_Records for the task_

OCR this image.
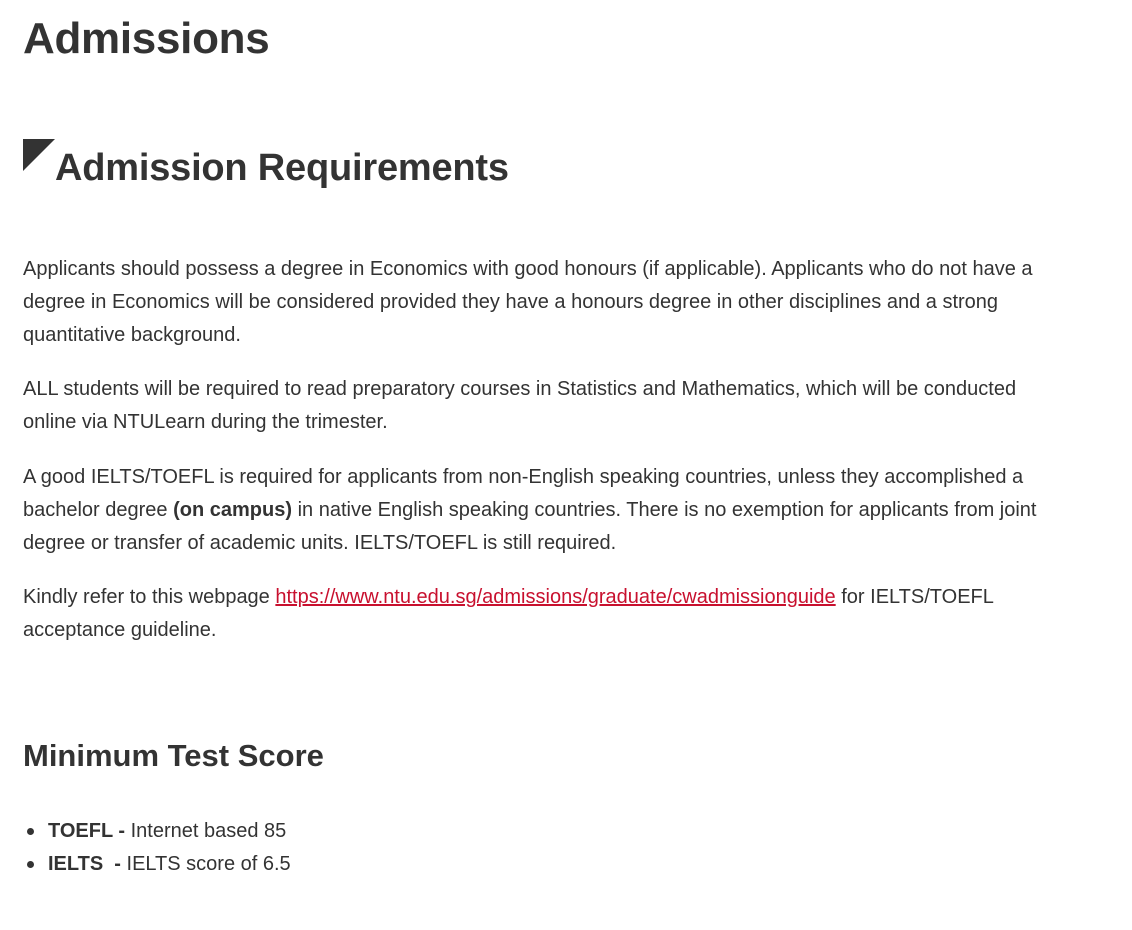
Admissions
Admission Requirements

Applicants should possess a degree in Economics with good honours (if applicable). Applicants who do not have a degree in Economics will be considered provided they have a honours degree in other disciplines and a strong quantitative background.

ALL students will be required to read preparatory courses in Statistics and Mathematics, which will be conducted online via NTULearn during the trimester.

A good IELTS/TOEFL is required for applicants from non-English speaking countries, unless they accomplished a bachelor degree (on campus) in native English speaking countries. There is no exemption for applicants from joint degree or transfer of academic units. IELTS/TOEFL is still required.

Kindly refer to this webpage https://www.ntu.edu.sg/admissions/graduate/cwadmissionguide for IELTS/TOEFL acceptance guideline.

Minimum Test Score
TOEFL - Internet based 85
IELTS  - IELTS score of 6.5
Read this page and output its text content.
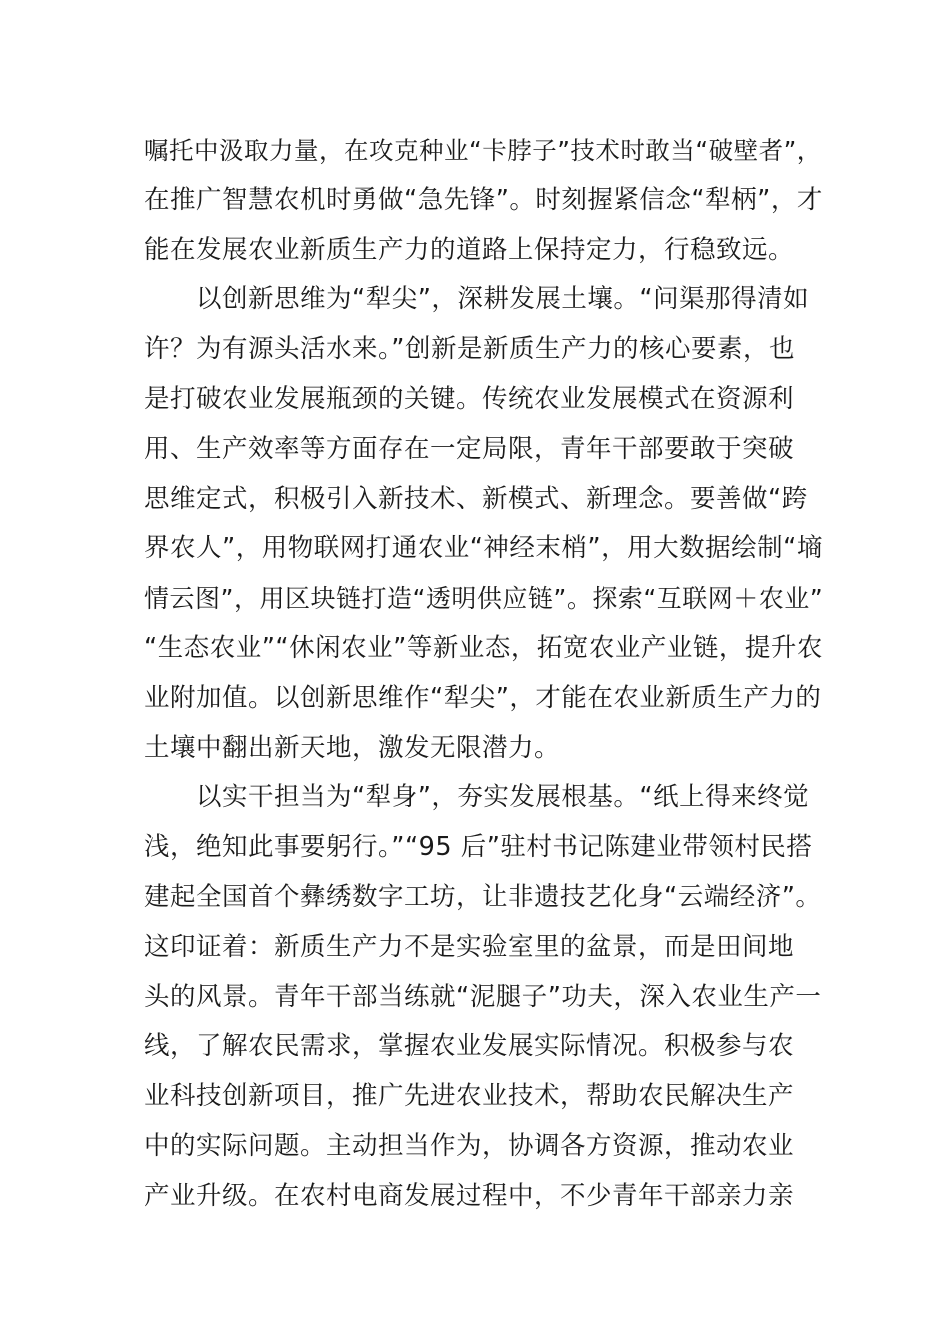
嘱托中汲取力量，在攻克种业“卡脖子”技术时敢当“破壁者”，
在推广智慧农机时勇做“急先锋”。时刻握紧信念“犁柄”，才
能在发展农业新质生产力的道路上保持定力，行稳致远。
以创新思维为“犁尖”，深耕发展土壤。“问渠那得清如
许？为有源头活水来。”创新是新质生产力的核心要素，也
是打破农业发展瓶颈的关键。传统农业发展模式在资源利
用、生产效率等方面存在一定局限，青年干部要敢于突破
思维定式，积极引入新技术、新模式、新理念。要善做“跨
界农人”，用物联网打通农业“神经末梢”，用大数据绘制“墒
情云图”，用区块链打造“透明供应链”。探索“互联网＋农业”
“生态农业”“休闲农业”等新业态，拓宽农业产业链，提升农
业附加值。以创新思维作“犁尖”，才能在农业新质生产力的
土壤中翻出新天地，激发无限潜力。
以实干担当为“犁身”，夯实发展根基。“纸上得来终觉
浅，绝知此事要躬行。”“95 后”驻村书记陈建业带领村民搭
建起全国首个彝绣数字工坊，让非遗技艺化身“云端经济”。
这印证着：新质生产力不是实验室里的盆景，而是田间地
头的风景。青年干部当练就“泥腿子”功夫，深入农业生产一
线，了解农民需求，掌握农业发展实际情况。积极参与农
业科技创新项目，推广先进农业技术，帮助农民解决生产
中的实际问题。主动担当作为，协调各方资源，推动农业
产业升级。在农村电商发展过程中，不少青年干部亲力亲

==

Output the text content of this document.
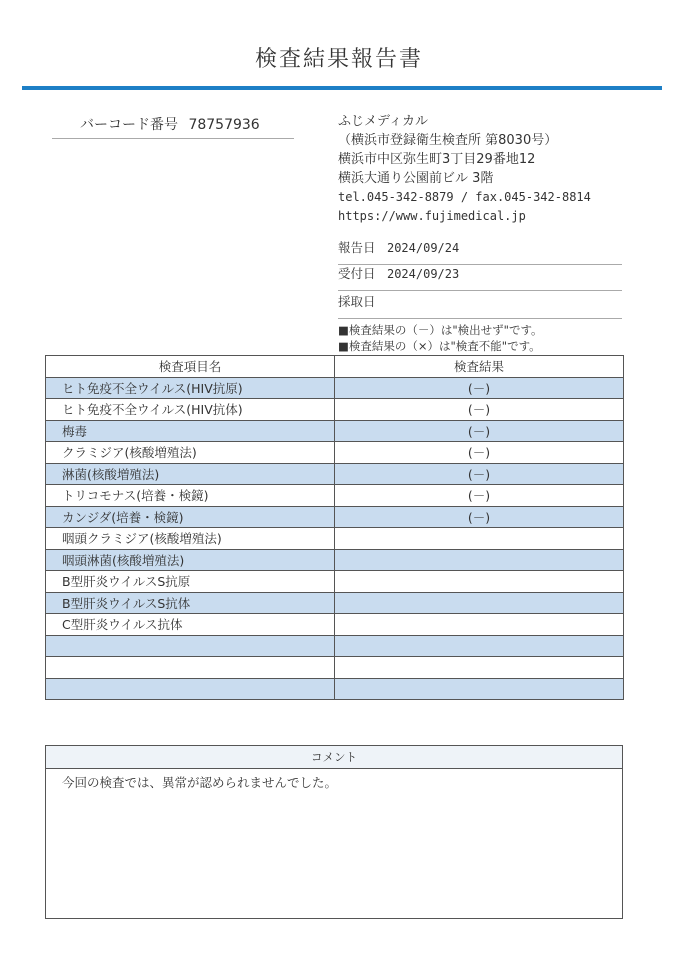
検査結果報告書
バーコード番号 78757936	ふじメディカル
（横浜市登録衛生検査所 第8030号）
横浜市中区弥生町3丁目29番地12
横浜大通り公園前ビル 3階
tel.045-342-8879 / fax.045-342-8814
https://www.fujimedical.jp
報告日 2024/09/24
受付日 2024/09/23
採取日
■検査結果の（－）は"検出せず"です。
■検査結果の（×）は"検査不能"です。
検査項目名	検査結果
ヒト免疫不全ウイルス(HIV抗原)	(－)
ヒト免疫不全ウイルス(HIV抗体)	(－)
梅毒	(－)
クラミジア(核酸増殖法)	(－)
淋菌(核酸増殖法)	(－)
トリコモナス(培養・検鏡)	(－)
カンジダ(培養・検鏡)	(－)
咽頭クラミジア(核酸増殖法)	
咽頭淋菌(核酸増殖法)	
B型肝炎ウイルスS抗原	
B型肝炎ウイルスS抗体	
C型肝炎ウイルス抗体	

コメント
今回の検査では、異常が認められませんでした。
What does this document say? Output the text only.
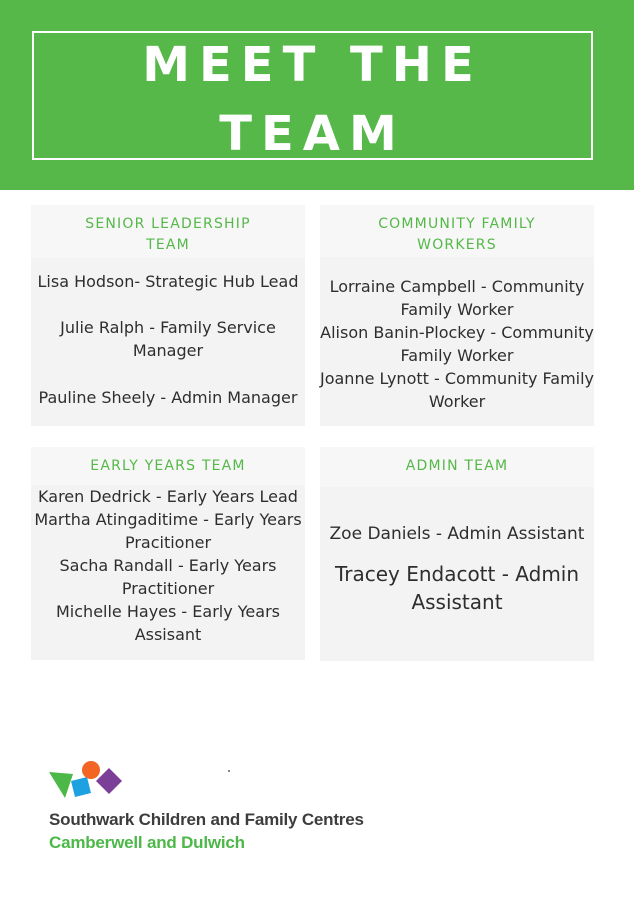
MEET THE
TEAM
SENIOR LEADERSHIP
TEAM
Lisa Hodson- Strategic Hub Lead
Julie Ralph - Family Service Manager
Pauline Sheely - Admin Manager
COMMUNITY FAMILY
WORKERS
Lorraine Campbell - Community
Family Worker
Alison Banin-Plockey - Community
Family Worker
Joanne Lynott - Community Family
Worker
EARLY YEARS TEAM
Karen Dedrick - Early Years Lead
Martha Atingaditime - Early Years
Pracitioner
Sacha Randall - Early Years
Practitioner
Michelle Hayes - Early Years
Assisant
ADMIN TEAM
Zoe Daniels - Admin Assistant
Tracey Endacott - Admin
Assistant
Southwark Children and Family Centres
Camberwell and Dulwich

_Problem details_
From the data above, gather every line that includes the word "IELTS".

_Exercise output_
A good IELTS/TOEFL is required for applicants from non-English speaking countries, unless they accomplished a bachelor degree (on campus) in native English speaking countries. There is no exemption for applicants from joint degree or transfer of academic units. IELTS/TOEFL is still required.
Kindly refer to this webpage https://www.ntu.edu.sg/admissions/graduate/cwadmissionguide for IELTS/TOEFL acceptance guideline.
IELTS  - IELTS score of 6.5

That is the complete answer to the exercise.